┌────────
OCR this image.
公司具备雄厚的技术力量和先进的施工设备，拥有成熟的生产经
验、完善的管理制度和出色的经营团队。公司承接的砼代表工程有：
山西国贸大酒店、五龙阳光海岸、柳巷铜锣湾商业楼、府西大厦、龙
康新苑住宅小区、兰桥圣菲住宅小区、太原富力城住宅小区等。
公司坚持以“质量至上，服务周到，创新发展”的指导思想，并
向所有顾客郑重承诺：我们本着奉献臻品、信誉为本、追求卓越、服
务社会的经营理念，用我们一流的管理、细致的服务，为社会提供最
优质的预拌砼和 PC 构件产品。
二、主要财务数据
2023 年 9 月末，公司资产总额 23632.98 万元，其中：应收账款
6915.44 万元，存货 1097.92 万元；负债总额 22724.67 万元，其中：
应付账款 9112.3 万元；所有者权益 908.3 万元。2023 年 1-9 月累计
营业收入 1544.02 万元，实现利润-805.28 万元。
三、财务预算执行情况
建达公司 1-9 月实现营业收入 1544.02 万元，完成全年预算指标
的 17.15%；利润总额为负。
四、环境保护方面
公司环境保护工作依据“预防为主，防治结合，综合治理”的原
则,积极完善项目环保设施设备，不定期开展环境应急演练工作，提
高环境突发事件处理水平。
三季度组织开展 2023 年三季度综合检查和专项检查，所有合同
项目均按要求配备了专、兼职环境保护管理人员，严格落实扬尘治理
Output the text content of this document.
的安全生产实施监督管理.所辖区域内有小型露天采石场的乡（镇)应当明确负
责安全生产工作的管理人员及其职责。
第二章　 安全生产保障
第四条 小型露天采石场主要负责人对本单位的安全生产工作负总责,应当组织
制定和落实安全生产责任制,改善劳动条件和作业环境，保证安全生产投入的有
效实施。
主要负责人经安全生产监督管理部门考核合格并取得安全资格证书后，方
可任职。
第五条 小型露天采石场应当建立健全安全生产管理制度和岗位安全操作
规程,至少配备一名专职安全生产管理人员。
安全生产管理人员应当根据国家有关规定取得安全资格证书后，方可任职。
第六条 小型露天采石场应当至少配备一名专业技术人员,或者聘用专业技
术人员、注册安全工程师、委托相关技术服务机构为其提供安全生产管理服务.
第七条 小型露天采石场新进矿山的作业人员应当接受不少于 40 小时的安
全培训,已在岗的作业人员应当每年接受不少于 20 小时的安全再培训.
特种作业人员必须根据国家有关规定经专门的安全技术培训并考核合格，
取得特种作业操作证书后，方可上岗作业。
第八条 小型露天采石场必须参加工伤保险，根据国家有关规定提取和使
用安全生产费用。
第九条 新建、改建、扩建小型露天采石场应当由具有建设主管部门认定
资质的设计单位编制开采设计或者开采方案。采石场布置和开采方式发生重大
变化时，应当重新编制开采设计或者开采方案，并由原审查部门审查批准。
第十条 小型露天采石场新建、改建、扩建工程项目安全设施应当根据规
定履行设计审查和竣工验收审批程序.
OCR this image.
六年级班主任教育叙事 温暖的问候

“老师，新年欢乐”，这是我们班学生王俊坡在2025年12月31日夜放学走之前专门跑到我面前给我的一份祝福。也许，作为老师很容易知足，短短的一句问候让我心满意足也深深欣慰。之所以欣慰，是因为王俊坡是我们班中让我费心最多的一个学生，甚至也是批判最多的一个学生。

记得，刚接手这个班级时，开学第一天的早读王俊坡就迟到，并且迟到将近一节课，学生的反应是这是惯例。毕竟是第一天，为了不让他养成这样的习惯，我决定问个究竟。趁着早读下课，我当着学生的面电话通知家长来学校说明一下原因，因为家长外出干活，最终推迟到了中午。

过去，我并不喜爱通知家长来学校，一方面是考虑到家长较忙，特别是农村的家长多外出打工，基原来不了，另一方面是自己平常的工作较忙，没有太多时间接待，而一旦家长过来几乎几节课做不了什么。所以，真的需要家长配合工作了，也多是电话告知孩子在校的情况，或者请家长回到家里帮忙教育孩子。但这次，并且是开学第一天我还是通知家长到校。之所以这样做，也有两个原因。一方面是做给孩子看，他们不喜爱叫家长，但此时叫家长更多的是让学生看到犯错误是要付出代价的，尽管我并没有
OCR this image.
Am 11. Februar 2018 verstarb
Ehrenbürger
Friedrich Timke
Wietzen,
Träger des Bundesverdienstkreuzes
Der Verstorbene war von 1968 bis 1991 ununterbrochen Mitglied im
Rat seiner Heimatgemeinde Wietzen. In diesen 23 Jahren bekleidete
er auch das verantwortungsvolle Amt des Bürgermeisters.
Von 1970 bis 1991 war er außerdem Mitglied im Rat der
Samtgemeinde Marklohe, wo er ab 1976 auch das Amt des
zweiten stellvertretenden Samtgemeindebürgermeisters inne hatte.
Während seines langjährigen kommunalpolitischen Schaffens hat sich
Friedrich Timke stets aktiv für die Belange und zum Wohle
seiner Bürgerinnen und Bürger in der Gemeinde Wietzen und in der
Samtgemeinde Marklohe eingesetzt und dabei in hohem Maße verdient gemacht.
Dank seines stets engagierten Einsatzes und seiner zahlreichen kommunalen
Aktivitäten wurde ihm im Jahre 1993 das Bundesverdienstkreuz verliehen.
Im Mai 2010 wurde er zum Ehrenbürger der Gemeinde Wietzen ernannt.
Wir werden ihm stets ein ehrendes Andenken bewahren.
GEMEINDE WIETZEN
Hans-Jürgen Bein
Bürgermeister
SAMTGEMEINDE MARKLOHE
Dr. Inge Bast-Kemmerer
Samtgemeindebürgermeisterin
└────────
> WHAT IS ASKED
Pick out every line above that holds the word "seines" and copy it.

> THE OUTPUT
Während seines langjährigen kommunalpolitischen Schaffens hat sich
Dank seines stets engagierten Einsatzes und seiner zahlreichen kommunalen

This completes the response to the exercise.